> **Job**
Go through the material below and count the lines with the string "Ředitelé"; the number is the whole answer.

....

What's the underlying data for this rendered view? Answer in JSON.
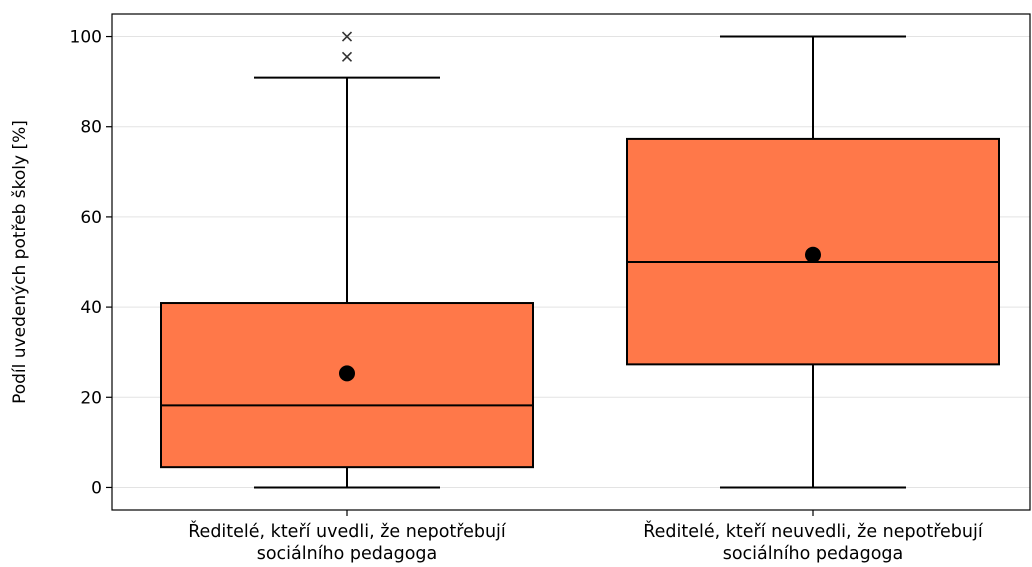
{
  "chart_data": {
    "type": "boxplot",
    "title": "",
    "ylabel": "Podíl uvedených potřeb školy [%]",
    "xlabel": "",
    "ylim": [
      -5,
      105
    ],
    "yticks": [
      0,
      20,
      40,
      60,
      80,
      100
    ],
    "grid": "horizontal",
    "box_color": "#FF7849",
    "categories": [
      [
        "Ředitelé, kteří uvedli, že nepotřebují",
        "sociálního pedagoga"
      ],
      [
        "Ředitelé, kteří neuvedli, že nepotřebují",
        "sociálního pedagoga"
      ]
    ],
    "boxes": [
      {
        "whisker_low": 0,
        "q1": 4.5,
        "median": 18.2,
        "q3": 40.9,
        "whisker_high": 90.9,
        "mean": 25.3,
        "outliers": [
          95.5,
          100
        ]
      },
      {
        "whisker_low": 0,
        "q1": 27.3,
        "median": 50.0,
        "q3": 77.3,
        "whisker_high": 100,
        "mean": 51.6,
        "outliers": []
      }
    ]
  }
}
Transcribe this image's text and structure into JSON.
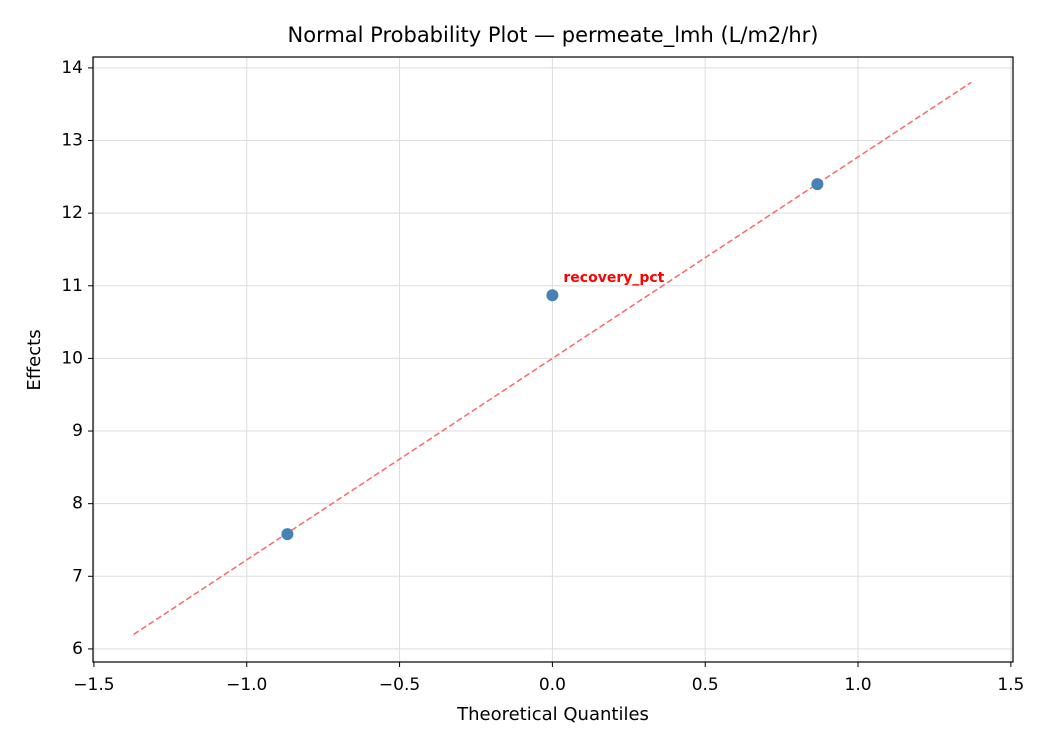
{
  "chart_data": {
    "type": "scatter",
    "title": "Normal Probability Plot — permeate_lmh (L/m2/hr)",
    "xlabel": "Theoretical Quantiles",
    "ylabel": "Effects",
    "xlim": [
      -1.503,
      1.507
    ],
    "ylim": [
      5.82,
      14.15
    ],
    "xticks": [
      {
        "value": -1.5,
        "label": "−1.5"
      },
      {
        "value": -1.0,
        "label": "−1.0"
      },
      {
        "value": -0.5,
        "label": "−0.5"
      },
      {
        "value": 0,
        "label": "0.0"
      },
      0.5,
      {
        "value": 1.0,
        "label": "1.0"
      },
      1.5
    ],
    "yticks": [
      6,
      7,
      8,
      9,
      10,
      11,
      12,
      13,
      14
    ],
    "grid": true,
    "series": [
      {
        "color": "#4682b4",
        "x": [
          -0.867,
          0,
          0.867
        ],
        "values": [
          7.58,
          10.87,
          12.4
        ],
        "labels": [
          null,
          "recovery_pct",
          null
        ],
        "label_color": "red"
      }
    ],
    "reference_line": {
      "color": "#ff6666",
      "x": [
        -1.37,
        1.37
      ],
      "y": [
        6.2,
        13.8
      ]
    }
  }
}
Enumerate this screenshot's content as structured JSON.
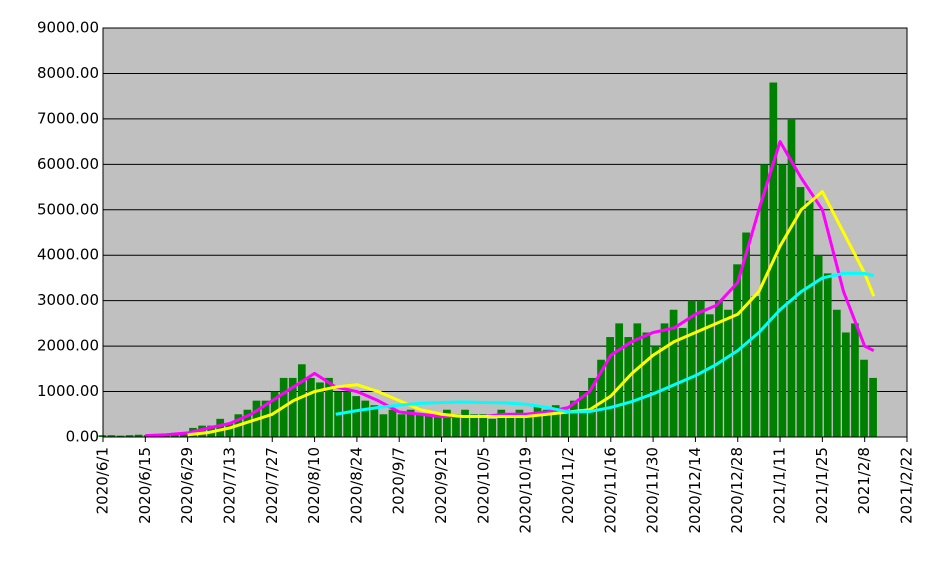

....

> **Task solution**
2